Directions >> Scan the material that follows. Copy every line containing the word "pollution".

— Start Dataset —

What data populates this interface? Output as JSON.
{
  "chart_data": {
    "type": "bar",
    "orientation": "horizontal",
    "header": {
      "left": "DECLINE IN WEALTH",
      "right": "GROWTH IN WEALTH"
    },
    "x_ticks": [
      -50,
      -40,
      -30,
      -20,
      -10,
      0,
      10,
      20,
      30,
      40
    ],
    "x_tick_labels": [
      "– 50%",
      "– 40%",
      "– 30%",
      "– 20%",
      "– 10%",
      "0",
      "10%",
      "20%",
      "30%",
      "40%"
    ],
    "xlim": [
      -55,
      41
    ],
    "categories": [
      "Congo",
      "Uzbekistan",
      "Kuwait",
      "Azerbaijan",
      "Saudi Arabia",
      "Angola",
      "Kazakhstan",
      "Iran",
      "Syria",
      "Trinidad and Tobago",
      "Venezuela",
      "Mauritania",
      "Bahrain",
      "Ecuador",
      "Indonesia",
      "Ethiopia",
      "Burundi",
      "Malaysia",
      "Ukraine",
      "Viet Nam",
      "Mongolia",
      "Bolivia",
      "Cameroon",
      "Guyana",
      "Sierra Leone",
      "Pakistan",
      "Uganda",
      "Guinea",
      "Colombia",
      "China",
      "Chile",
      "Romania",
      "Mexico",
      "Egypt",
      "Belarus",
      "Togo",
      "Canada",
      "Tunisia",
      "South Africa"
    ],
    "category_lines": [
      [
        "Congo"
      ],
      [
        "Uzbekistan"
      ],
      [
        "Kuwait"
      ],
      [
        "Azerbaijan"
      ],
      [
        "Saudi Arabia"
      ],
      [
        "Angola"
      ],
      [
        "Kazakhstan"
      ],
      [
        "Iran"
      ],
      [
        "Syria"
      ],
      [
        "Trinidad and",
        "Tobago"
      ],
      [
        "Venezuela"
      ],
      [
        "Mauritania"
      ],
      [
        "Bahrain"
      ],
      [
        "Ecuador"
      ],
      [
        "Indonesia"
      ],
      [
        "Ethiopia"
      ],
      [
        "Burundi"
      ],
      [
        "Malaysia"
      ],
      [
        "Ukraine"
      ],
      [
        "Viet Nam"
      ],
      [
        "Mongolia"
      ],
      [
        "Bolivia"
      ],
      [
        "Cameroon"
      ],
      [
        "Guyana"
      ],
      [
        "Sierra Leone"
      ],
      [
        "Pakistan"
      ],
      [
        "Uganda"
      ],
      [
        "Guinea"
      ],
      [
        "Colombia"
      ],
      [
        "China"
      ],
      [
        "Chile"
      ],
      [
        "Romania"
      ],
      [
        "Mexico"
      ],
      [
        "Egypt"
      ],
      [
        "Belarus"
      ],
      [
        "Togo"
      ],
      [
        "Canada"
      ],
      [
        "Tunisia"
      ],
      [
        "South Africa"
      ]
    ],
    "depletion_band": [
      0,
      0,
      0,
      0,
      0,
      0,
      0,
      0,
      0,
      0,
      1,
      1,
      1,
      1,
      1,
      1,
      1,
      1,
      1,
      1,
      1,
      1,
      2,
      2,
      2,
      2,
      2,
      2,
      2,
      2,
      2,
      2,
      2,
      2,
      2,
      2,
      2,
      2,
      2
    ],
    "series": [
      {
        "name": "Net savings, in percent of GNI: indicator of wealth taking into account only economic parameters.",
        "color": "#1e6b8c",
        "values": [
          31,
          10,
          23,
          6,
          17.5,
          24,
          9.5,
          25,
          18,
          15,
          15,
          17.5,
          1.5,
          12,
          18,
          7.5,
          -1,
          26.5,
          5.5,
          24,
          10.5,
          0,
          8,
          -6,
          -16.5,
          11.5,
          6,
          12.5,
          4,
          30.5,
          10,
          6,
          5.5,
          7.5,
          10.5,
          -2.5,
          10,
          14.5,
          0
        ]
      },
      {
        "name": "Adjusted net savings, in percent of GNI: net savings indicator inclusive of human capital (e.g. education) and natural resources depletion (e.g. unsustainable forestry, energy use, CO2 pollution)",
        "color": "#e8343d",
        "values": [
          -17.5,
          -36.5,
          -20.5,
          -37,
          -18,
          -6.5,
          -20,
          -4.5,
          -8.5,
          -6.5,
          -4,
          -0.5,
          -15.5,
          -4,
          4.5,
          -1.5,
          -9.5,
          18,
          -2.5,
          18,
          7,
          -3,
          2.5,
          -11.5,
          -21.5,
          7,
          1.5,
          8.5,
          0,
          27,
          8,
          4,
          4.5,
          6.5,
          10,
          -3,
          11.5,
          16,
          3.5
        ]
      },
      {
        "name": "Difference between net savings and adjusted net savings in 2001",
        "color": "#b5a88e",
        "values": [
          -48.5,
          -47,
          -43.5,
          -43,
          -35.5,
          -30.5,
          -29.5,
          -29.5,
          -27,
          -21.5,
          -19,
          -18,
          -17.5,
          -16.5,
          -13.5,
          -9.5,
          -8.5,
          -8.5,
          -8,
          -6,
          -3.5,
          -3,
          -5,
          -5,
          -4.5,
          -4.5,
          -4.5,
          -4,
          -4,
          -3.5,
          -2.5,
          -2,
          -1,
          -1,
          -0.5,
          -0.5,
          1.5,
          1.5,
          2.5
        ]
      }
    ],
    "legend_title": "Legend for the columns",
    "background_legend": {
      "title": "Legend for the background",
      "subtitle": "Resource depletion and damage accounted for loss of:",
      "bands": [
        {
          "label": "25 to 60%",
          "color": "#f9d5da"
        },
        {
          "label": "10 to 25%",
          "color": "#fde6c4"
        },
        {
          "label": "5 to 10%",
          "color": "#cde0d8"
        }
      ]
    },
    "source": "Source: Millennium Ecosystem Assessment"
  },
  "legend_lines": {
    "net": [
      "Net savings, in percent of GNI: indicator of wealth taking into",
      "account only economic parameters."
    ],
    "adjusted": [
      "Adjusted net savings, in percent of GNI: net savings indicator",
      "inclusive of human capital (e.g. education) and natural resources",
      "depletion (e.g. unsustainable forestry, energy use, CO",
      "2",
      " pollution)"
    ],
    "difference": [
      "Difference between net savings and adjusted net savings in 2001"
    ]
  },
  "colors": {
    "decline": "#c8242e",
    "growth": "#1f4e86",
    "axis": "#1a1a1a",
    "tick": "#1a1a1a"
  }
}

— End Dataset —

Output below >>
        "name": "Adjusted net savings, in percent of GNI: net savings indicator inclusive of human capital (e.g. education) and natural resources depletion (e.g. unsustainable forestry, energy use, CO2 pollution)",
      " pollution)"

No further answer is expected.